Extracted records
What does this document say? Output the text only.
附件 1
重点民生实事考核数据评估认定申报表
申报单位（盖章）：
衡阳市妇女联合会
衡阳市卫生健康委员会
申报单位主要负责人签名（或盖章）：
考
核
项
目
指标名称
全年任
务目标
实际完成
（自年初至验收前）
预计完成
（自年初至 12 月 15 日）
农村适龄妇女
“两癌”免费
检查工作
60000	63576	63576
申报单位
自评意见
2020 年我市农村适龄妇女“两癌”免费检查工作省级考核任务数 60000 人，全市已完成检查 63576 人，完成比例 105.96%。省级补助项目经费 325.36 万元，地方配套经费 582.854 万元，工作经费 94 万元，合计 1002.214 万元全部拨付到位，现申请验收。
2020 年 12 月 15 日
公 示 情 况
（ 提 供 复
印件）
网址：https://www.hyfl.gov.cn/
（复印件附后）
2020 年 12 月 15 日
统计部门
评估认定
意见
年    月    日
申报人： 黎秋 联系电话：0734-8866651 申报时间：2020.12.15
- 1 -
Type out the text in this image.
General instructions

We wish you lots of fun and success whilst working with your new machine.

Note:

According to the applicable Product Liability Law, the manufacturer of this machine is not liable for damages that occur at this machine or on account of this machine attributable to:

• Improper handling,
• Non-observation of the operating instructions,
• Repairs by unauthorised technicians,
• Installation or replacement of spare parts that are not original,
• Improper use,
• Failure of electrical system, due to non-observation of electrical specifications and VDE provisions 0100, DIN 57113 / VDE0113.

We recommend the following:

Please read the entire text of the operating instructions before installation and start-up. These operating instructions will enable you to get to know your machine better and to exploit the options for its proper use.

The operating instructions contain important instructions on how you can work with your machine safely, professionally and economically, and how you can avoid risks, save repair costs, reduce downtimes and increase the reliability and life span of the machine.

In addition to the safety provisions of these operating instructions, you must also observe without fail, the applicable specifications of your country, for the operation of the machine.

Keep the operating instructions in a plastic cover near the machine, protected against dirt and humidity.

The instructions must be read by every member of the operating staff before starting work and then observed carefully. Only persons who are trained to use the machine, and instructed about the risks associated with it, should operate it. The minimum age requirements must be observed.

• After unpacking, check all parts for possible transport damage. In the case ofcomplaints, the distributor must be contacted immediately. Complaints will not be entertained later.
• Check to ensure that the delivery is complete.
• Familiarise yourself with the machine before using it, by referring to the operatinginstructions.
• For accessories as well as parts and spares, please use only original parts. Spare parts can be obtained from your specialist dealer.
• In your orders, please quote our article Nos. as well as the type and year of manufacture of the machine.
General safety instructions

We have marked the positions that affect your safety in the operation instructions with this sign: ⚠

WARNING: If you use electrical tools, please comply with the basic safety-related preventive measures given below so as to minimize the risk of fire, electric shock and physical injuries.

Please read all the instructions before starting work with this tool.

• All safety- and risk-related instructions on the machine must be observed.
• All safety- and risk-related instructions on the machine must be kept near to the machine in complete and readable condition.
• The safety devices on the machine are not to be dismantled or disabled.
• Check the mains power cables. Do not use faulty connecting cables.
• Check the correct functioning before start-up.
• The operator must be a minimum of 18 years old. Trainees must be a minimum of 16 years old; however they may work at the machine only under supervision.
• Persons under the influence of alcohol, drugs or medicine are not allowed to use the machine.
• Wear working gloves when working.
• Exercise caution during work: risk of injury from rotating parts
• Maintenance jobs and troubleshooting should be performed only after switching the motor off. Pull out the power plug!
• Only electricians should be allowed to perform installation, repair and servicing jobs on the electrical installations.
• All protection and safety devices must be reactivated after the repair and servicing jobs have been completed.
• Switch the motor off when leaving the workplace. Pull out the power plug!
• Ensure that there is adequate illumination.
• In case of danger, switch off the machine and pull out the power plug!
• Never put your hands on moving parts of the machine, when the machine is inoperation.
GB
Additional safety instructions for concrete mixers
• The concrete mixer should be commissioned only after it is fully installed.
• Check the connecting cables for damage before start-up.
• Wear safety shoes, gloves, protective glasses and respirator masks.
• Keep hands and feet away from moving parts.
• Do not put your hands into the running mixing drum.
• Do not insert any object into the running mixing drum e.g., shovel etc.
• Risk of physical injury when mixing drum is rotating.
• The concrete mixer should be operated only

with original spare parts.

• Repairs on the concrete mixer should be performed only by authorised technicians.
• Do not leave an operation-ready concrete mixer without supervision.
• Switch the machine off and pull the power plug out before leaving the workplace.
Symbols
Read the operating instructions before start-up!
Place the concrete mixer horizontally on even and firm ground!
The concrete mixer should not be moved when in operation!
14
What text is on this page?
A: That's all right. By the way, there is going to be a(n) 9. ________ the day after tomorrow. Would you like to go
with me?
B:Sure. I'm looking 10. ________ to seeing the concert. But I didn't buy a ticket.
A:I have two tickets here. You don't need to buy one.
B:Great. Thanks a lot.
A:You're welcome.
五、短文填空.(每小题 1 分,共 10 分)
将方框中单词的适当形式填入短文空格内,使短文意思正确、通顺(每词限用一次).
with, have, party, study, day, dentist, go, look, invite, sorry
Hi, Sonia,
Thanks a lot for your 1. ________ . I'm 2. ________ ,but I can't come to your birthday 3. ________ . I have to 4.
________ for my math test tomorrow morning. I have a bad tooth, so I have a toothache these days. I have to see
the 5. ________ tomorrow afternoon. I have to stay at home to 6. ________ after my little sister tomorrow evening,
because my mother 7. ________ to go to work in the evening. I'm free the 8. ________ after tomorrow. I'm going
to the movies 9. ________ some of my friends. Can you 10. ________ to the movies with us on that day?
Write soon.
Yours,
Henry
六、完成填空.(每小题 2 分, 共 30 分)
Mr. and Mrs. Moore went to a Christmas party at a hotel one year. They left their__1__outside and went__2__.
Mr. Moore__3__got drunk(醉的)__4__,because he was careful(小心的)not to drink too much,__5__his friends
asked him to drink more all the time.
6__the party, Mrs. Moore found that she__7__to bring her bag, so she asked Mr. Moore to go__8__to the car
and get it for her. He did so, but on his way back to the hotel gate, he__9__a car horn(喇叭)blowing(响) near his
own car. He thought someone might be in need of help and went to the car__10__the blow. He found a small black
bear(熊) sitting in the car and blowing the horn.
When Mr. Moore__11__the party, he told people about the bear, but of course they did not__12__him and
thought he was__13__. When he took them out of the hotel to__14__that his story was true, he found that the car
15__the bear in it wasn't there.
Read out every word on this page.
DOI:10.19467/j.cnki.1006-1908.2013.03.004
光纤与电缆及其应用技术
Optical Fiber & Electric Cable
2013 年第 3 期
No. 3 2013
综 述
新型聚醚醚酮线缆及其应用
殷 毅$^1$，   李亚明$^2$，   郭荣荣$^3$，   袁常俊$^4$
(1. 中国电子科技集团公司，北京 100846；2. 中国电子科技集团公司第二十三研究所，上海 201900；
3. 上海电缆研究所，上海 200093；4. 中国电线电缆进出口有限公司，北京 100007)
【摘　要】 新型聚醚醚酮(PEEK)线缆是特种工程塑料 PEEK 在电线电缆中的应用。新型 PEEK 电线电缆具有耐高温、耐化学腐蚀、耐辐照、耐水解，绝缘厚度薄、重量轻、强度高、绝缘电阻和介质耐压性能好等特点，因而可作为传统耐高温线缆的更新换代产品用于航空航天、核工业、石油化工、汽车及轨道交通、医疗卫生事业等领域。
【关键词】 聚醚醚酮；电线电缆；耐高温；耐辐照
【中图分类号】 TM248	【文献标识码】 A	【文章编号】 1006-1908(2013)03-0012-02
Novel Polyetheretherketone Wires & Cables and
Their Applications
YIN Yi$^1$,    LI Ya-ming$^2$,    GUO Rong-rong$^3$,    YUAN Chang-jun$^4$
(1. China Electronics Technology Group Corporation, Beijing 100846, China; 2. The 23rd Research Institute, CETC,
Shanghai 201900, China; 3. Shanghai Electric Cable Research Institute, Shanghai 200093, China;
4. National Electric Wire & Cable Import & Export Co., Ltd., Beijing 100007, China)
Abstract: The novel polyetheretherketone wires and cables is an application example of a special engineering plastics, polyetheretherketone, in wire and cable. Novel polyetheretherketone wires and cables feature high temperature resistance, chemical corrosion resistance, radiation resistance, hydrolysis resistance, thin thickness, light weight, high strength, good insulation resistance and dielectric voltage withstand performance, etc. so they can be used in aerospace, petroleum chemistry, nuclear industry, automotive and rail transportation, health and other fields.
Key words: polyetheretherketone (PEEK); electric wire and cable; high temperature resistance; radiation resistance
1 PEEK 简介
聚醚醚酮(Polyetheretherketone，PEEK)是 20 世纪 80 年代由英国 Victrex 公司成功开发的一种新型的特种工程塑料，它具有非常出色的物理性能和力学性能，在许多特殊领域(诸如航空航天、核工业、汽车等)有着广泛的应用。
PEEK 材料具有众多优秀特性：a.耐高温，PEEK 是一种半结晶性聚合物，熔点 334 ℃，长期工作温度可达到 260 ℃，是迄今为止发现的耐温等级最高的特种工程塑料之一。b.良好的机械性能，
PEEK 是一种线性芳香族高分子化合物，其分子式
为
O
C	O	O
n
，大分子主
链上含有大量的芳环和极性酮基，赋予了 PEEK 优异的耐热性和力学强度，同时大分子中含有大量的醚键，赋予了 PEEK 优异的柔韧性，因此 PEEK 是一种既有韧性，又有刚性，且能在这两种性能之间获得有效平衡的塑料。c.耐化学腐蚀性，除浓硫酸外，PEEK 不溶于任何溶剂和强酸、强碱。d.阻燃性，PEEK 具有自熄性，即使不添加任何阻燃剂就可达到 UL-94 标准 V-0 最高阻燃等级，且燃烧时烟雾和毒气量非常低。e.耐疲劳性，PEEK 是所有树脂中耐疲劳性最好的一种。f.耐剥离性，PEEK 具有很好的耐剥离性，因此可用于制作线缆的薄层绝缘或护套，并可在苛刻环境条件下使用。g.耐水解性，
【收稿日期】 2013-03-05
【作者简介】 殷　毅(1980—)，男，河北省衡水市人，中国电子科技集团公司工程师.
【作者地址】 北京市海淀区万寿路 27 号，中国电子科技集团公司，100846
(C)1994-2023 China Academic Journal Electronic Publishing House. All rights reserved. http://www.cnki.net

Short problem → Go through the entries above and copy every line containing "related".

Answer below →
WARNING: If you use electrical tools, please comply with the basic safety-related preventive measures given below so as to minimize the risk of fire, electric shock and physical injuries.
• All safety- and risk-related instructions on the machine must be observed.
• All safety- and risk-related instructions on the machine must be kept near to the machine in complete and readable condition.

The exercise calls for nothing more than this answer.